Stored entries
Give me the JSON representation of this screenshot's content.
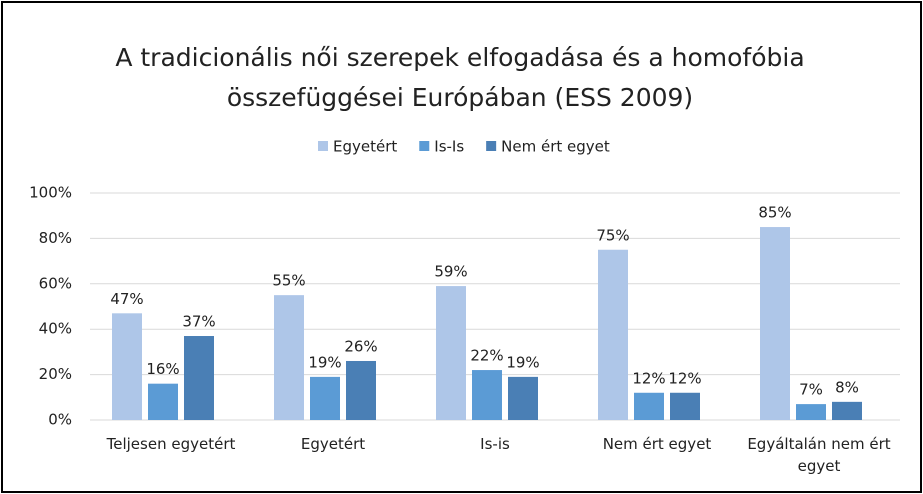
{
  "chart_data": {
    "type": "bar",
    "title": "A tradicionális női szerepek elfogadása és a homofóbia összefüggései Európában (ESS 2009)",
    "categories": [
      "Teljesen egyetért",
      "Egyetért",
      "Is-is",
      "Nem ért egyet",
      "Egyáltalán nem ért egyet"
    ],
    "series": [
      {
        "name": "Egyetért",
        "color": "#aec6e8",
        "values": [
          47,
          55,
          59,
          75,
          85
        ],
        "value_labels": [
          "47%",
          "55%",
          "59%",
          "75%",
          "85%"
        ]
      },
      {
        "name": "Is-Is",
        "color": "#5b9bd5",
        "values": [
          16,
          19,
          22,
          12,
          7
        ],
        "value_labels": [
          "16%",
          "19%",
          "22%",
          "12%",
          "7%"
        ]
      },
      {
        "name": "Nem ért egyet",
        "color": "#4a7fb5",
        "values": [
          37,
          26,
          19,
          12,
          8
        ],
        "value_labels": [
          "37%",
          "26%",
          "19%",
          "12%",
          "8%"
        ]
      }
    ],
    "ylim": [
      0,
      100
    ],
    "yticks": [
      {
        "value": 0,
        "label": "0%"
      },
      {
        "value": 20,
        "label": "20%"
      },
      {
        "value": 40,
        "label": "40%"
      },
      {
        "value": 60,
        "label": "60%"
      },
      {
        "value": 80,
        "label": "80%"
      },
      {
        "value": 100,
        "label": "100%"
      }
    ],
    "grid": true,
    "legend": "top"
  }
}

Stated task
Every line of text is to be repeated exactly; pictures are left out.

Answer for this exercise
Give me the JSON representation of this screenshot's content.
{
  "chart_data": {
    "type": "bar",
    "title": "A tradicionális női szerepek elfogadása és a homofóbia összefüggései Európában (ESS 2009)",
    "categories": [
      "Teljesen egyetért",
      "Egyetért",
      "Is-is",
      "Nem ért egyet",
      "Egyáltalán nem ért egyet"
    ],
    "series": [
      {
        "name": "Egyetért",
        "color": "#aec6e8",
        "values": [
          47,
          55,
          59,
          75,
          85
        ],
        "value_labels": [
          "47%",
          "55%",
          "59%",
          "75%",
          "85%"
        ]
      },
      {
        "name": "Is-Is",
        "color": "#5b9bd5",
        "values": [
          16,
          19,
          22,
          12,
          7
        ],
        "value_labels": [
          "16%",
          "19%",
          "22%",
          "12%",
          "7%"
        ]
      },
      {
        "name": "Nem ért egyet",
        "color": "#4a7fb5",
        "values": [
          37,
          26,
          19,
          12,
          8
        ],
        "value_labels": [
          "37%",
          "26%",
          "19%",
          "12%",
          "8%"
        ]
      }
    ],
    "ylim": [
      0,
      100
    ],
    "yticks": [
      {
        "value": 0,
        "label": "0%"
      },
      {
        "value": 20,
        "label": "20%"
      },
      {
        "value": 40,
        "label": "40%"
      },
      {
        "value": 60,
        "label": "60%"
      },
      {
        "value": 80,
        "label": "80%"
      },
      {
        "value": 100,
        "label": "100%"
      }
    ],
    "grid": true,
    "legend": "top"
  }
}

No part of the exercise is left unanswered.